**THE INPUT**
## BEGIN

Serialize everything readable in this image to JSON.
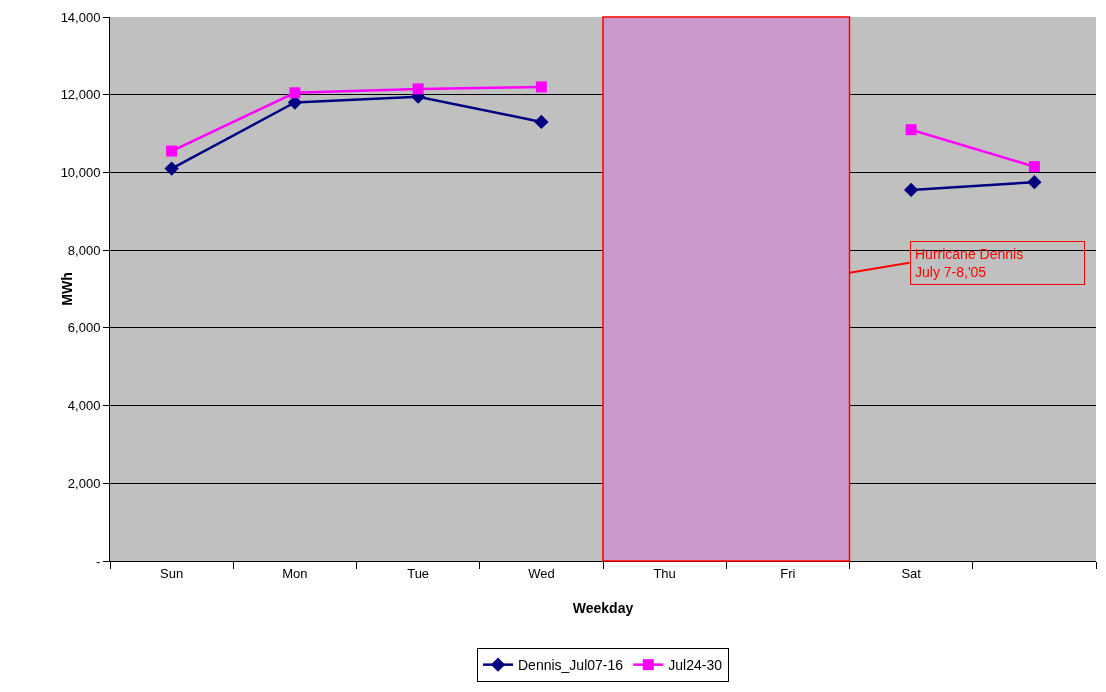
{
  "chart_data": {
    "type": "line",
    "xlabel": "Weekday",
    "ylabel": "MWh",
    "categories": [
      "Sun",
      "Mon",
      "Tue",
      "Wed",
      "Thu",
      "Fri",
      "Sat",
      null
    ],
    "series": [
      {
        "name": "Dennis_Jul07-16",
        "color": "#000080",
        "marker": "diamond",
        "values": [
          10100,
          11800,
          11950,
          11300,
          null,
          null,
          9550,
          9750
        ]
      },
      {
        "name": "Jul24-30",
        "color": "#ff00ff",
        "marker": "square",
        "values": [
          10550,
          12050,
          12150,
          12200,
          null,
          null,
          11100,
          10150
        ]
      }
    ],
    "ylim": [
      0,
      14000
    ],
    "yticks": [
      {
        "value": 0,
        "label": "-"
      },
      {
        "value": 2000,
        "label": "2,000"
      },
      {
        "value": 4000,
        "label": "4,000"
      },
      {
        "value": 6000,
        "label": "6,000"
      },
      {
        "value": 8000,
        "label": "8,000"
      },
      {
        "value": 10000,
        "label": "10,000"
      },
      {
        "value": 12000,
        "label": "12,000"
      },
      {
        "value": 14000,
        "label": "14,000"
      }
    ],
    "grid": "y",
    "legend": "bottom",
    "line_style": "solid",
    "bands": [
      {
        "axis": "x",
        "from": "Thu",
        "to": "Fri",
        "label": "Hurricane Dennis\nJuly 7-8,'05",
        "color": "#cc99cc"
      }
    ]
  }
}
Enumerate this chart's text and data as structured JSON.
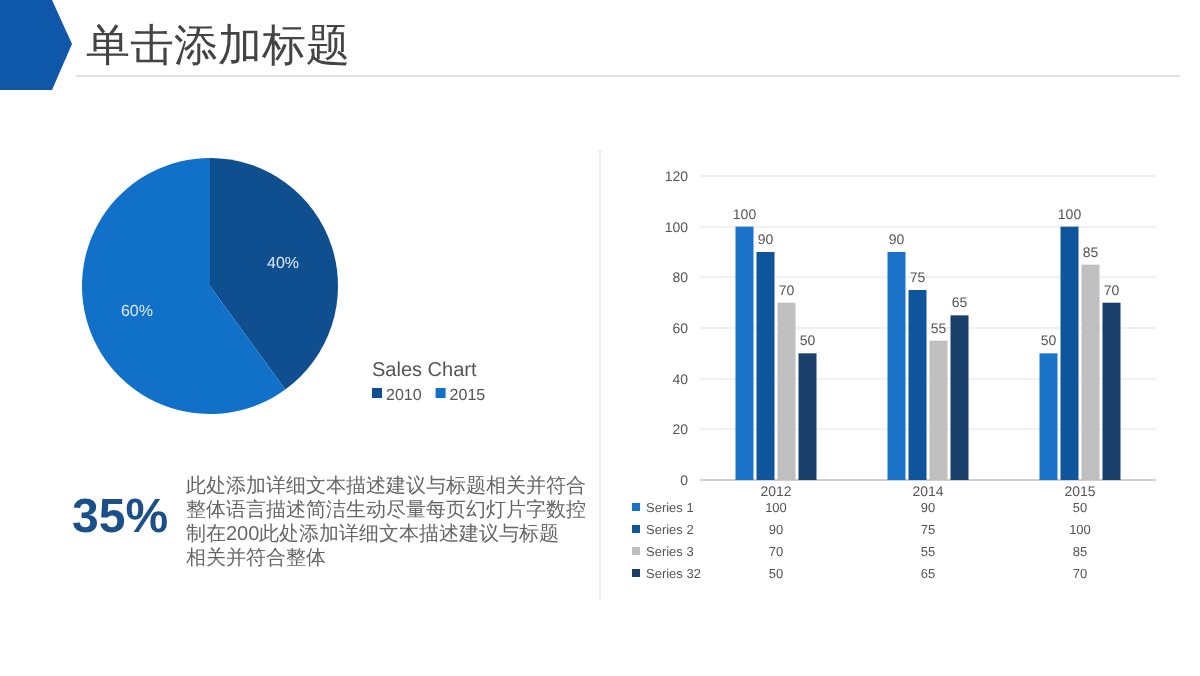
{
  "chart_data": [
    {
      "type": "other",
      "title": "单击添加标题"
    },
    {
      "type": "pie",
      "title": "Sales Chart",
      "categories": [
        "2010",
        "2015"
      ],
      "values": [
        40,
        60
      ],
      "colors": [
        "#0f4f8f",
        "#1170c7"
      ],
      "value_labels": [
        "40%",
        "60%"
      ],
      "legend": "right",
      "annotations": [
        "35%",
        "此处添加详细文本描述建议与标题相关并符合整体语言描述简洁生动尽量每页幻灯片字数控制在200此处添加详细文本描述建议与标题相关并符合整体"
      ]
    },
    {
      "type": "bar",
      "categories": [
        "2012",
        "2014",
        "2015"
      ],
      "series": [
        {
          "name": "Series 1",
          "color": "#1a73c8",
          "values": [
            100,
            90,
            50
          ],
          "value_labels": [
            "100",
            "90",
            "50"
          ]
        },
        {
          "name": "Series 2",
          "color": "#0e559c",
          "values": [
            90,
            75,
            100
          ],
          "value_labels": [
            "90",
            "75",
            "100"
          ]
        },
        {
          "name": "Series 3",
          "color": "#bfbfbf",
          "values": [
            70,
            55,
            85
          ],
          "value_labels": [
            "70",
            "55",
            "85"
          ]
        },
        {
          "name": "Series 32",
          "color": "#1a3f6b",
          "values": [
            50,
            65,
            70
          ],
          "value_labels": [
            "50",
            "65",
            "70"
          ]
        }
      ],
      "ylim": [
        0,
        120
      ],
      "yticks": [
        0,
        20,
        40,
        60,
        80,
        100,
        120
      ],
      "grid": "y",
      "legend": "bottom",
      "annotations": [
        "100",
        "90",
        "50",
        "90",
        "75",
        "100",
        "70",
        "55",
        "85",
        "50",
        "65",
        "70"
      ]
    }
  ]
}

## END

**WHAT YOU ARE ASKED TO DO**
How many lines in the entries contain the string "this"? Answer with the number only.

**WRITTEN SOLUTION**
2